Pick out the lines containing "this".

· · · ·

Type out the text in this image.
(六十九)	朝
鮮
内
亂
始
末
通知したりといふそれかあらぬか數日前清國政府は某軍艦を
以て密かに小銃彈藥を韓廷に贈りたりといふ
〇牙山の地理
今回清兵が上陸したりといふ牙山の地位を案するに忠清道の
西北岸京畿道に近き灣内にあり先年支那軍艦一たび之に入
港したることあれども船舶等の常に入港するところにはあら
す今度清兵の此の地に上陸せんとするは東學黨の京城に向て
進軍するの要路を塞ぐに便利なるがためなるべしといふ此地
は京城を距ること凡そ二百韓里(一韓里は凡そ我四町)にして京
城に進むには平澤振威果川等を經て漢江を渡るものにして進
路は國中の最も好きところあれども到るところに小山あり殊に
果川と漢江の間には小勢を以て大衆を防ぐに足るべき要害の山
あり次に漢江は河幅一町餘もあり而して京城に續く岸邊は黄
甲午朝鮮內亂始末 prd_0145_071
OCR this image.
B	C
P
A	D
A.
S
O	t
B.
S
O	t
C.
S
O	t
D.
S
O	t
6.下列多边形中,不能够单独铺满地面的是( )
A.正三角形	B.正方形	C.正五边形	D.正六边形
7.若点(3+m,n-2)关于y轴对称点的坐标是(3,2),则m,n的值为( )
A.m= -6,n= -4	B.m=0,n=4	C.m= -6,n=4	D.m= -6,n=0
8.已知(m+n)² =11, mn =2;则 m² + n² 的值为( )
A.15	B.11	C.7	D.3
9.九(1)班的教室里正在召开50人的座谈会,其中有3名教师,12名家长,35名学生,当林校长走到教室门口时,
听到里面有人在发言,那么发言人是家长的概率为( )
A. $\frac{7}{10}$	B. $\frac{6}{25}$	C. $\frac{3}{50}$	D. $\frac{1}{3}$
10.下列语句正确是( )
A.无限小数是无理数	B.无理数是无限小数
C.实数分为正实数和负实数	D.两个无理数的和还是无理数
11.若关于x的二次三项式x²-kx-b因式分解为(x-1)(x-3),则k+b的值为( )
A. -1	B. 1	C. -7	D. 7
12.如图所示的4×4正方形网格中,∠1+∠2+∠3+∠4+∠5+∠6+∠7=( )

· · · ·

▶ **Written response**
Type out the text in this image.
OCR this image.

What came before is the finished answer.